**REQUIRED WORK:** Every record below should be printed exactly as given.
----------
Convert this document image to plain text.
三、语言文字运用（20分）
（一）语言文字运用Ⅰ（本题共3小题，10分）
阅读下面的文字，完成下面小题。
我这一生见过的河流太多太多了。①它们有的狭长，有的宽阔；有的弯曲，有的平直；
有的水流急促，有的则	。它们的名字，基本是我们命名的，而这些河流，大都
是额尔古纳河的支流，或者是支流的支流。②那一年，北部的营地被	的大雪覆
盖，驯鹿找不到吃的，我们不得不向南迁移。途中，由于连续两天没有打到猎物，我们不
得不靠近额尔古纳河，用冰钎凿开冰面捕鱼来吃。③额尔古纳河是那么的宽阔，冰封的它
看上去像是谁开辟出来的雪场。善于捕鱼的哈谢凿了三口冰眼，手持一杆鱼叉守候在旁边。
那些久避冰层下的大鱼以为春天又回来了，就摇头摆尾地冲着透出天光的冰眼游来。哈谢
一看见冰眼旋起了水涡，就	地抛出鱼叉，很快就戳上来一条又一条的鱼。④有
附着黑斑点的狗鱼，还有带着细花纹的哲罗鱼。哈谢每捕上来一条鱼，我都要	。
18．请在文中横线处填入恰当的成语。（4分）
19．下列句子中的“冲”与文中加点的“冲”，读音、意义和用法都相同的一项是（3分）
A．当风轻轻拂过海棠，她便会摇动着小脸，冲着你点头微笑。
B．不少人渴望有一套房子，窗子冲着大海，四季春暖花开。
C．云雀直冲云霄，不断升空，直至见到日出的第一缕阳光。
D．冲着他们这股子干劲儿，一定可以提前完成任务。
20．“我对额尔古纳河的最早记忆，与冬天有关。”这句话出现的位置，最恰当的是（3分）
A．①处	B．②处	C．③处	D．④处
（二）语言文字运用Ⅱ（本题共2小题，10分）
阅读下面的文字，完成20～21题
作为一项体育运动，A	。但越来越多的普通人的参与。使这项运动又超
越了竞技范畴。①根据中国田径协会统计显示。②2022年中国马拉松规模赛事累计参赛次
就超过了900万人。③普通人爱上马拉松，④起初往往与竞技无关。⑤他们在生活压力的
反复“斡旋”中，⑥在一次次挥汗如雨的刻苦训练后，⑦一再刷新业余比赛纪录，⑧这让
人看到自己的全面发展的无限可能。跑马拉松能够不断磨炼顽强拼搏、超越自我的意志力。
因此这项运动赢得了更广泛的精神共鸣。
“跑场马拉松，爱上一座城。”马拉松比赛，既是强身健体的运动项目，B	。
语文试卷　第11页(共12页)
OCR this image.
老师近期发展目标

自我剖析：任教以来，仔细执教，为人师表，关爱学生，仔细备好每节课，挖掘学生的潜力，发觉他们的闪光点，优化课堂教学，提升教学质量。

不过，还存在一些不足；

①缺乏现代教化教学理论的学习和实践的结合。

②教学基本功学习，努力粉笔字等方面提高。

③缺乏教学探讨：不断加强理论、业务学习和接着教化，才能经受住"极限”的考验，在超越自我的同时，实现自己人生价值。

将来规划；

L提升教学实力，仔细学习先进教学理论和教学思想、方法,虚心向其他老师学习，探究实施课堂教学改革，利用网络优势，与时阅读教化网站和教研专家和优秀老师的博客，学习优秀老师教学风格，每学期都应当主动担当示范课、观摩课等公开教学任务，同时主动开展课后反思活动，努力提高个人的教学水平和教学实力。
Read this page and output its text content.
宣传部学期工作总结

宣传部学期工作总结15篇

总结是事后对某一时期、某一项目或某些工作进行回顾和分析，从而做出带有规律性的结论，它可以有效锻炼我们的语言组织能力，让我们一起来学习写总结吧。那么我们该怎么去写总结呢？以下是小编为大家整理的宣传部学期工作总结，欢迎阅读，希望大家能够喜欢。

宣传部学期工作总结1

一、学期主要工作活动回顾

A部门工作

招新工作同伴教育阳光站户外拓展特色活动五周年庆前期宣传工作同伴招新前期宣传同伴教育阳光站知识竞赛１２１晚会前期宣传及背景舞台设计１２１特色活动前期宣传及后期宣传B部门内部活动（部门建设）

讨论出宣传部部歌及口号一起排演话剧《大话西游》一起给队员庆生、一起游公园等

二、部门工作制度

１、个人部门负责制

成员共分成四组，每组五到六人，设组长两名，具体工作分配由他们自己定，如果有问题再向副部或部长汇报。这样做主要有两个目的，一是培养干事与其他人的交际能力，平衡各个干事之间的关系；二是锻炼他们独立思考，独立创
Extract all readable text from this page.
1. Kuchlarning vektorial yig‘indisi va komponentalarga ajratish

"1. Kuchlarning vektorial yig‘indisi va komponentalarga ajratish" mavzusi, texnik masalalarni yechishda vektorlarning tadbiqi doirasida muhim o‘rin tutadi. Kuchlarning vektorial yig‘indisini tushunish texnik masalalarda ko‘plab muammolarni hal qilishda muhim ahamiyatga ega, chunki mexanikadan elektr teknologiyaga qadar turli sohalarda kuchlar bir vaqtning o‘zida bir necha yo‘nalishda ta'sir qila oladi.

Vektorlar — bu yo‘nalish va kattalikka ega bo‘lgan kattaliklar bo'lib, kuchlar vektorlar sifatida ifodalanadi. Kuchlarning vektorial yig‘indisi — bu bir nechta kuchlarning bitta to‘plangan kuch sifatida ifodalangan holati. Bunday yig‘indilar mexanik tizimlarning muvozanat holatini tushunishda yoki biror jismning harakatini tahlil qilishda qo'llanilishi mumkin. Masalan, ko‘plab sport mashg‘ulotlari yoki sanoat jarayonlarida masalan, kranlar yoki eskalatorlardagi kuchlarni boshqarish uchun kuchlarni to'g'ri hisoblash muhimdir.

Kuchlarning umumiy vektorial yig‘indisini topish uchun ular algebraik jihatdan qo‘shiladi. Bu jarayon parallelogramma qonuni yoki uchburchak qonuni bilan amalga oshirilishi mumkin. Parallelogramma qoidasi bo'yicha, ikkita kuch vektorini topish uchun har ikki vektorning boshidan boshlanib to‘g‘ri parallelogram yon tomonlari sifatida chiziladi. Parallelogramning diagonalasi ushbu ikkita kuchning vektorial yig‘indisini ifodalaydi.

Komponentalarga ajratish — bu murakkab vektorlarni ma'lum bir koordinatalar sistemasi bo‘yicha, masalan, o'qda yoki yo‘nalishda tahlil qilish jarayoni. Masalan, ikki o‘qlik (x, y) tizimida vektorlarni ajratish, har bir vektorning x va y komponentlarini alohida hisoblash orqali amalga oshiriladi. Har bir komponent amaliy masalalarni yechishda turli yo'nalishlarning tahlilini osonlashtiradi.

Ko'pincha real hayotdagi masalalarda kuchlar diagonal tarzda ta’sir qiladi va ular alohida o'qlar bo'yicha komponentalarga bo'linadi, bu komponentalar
----------
**WRITTEN ANSWER:**
Convert this document image to plain text.
三、语言文字运用（20分）
（一）语言文字运用Ⅰ（本题共3小题，10分）
阅读下面的文字，完成下面小题。
我这一生见过的河流太多太多了。①它们有的狭长，有的宽阔；有的弯曲，有的平直；
有的水流急促，有的则	。它们的名字，基本是我们命名的，而这些河流，大都
是额尔古纳河的支流，或者是支流的支流。②那一年，北部的营地被	的大雪覆
盖，驯鹿找不到吃的，我们不得不向南迁移。途中，由于连续两天没有打到猎物，我们不
得不靠近额尔古纳河，用冰钎凿开冰面捕鱼来吃。③额尔古纳河是那么的宽阔，冰封的它
看上去像是谁开辟出来的雪场。善于捕鱼的哈谢凿了三口冰眼，手持一杆鱼叉守候在旁边。
那些久避冰层下的大鱼以为春天又回来了，就摇头摆尾地冲着透出天光的冰眼游来。哈谢
一看见冰眼旋起了水涡，就	地抛出鱼叉，很快就戳上来一条又一条的鱼。④有
附着黑斑点的狗鱼，还有带着细花纹的哲罗鱼。哈谢每捕上来一条鱼，我都要	。
18．请在文中横线处填入恰当的成语。（4分）
19．下列句子中的“冲”与文中加点的“冲”，读音、意义和用法都相同的一项是（3分）
A．当风轻轻拂过海棠，她便会摇动着小脸，冲着你点头微笑。
B．不少人渴望有一套房子，窗子冲着大海，四季春暖花开。
C．云雀直冲云霄，不断升空，直至见到日出的第一缕阳光。
D．冲着他们这股子干劲儿，一定可以提前完成任务。
20．“我对额尔古纳河的最早记忆，与冬天有关。”这句话出现的位置，最恰当的是（3分）
A．①处	B．②处	C．③处	D．④处
（二）语言文字运用Ⅱ（本题共2小题，10分）
阅读下面的文字，完成20～21题
作为一项体育运动，A	。但越来越多的普通人的参与。使这项运动又超
越了竞技范畴。①根据中国田径协会统计显示。②2022年中国马拉松规模赛事累计参赛次
就超过了900万人。③普通人爱上马拉松，④起初往往与竞技无关。⑤他们在生活压力的
反复“斡旋”中，⑥在一次次挥汗如雨的刻苦训练后，⑦一再刷新业余比赛纪录，⑧这让
人看到自己的全面发展的无限可能。跑马拉松能够不断磨炼顽强拼搏、超越自我的意志力。
因此这项运动赢得了更广泛的精神共鸣。
“跑场马拉松，爱上一座城。”马拉松比赛，既是强身健体的运动项目，B	。
语文试卷　第11页(共12页)
OCR this image.
老师近期发展目标

自我剖析：任教以来，仔细执教，为人师表，关爱学生，仔细备好每节课，挖掘学生的潜力，发觉他们的闪光点，优化课堂教学，提升教学质量。

不过，还存在一些不足；

①缺乏现代教化教学理论的学习和实践的结合。

②教学基本功学习，努力粉笔字等方面提高。

③缺乏教学探讨：不断加强理论、业务学习和接着教化，才能经受住"极限”的考验，在超越自我的同时，实现自己人生价值。

将来规划；

L提升教学实力，仔细学习先进教学理论和教学思想、方法,虚心向其他老师学习，探究实施课堂教学改革，利用网络优势，与时阅读教化网站和教研专家和优秀老师的博客，学习优秀老师教学风格，每学期都应当主动担当示范课、观摩课等公开教学任务，同时主动开展课后反思活动，努力提高个人的教学水平和教学实力。
Read this page and output its text content.
宣传部学期工作总结

宣传部学期工作总结15篇

总结是事后对某一时期、某一项目或某些工作进行回顾和分析，从而做出带有规律性的结论，它可以有效锻炼我们的语言组织能力，让我们一起来学习写总结吧。那么我们该怎么去写总结呢？以下是小编为大家整理的宣传部学期工作总结，欢迎阅读，希望大家能够喜欢。

宣传部学期工作总结1

一、学期主要工作活动回顾

A部门工作

招新工作同伴教育阳光站户外拓展特色活动五周年庆前期宣传工作同伴招新前期宣传同伴教育阳光站知识竞赛１２１晚会前期宣传及背景舞台设计１２１特色活动前期宣传及后期宣传B部门内部活动（部门建设）

讨论出宣传部部歌及口号一起排演话剧《大话西游》一起给队员庆生、一起游公园等

二、部门工作制度

１、个人部门负责制

成员共分成四组，每组五到六人，设组长两名，具体工作分配由他们自己定，如果有问题再向副部或部长汇报。这样做主要有两个目的，一是培养干事与其他人的交际能力，平衡各个干事之间的关系；二是锻炼他们独立思考，独立创
Extract all readable text from this page.
1. Kuchlarning vektorial yig‘indisi va komponentalarga ajratish

"1. Kuchlarning vektorial yig‘indisi va komponentalarga ajratish" mavzusi, texnik masalalarni yechishda vektorlarning tadbiqi doirasida muhim o‘rin tutadi. Kuchlarning vektorial yig‘indisini tushunish texnik masalalarda ko‘plab muammolarni hal qilishda muhim ahamiyatga ega, chunki mexanikadan elektr teknologiyaga qadar turli sohalarda kuchlar bir vaqtning o‘zida bir necha yo‘nalishda ta'sir qila oladi.

Vektorlar — bu yo‘nalish va kattalikka ega bo‘lgan kattaliklar bo'lib, kuchlar vektorlar sifatida ifodalanadi. Kuchlarning vektorial yig‘indisi — bu bir nechta kuchlarning bitta to‘plangan kuch sifatida ifodalangan holati. Bunday yig‘indilar mexanik tizimlarning muvozanat holatini tushunishda yoki biror jismning harakatini tahlil qilishda qo'llanilishi mumkin. Masalan, ko‘plab sport mashg‘ulotlari yoki sanoat jarayonlarida masalan, kranlar yoki eskalatorlardagi kuchlarni boshqarish uchun kuchlarni to'g'ri hisoblash muhimdir.

Kuchlarning umumiy vektorial yig‘indisini topish uchun ular algebraik jihatdan qo‘shiladi. Bu jarayon parallelogramma qonuni yoki uchburchak qonuni bilan amalga oshirilishi mumkin. Parallelogramma qoidasi bo'yicha, ikkita kuch vektorini topish uchun har ikki vektorning boshidan boshlanib to‘g‘ri parallelogram yon tomonlari sifatida chiziladi. Parallelogramning diagonalasi ushbu ikkita kuchning vektorial yig‘indisini ifodalaydi.

Komponentalarga ajratish — bu murakkab vektorlarni ma'lum bir koordinatalar sistemasi bo‘yicha, masalan, o'qda yoki yo‘nalishda tahlil qilish jarayoni. Masalan, ikki o‘qlik (x, y) tizimida vektorlarni ajratish, har bir vektorning x va y komponentlarini alohida hisoblash orqali amalga oshiriladi. Har bir komponent amaliy masalalarni yechishda turli yo'nalishlarning tahlilini osonlashtiradi.

Ko'pincha real hayotdagi masalalarda kuchlar diagonal tarzda ta’sir qiladi va ular alohida o'qlar bo'yicha komponentalarga bo'linadi, bu komponentalar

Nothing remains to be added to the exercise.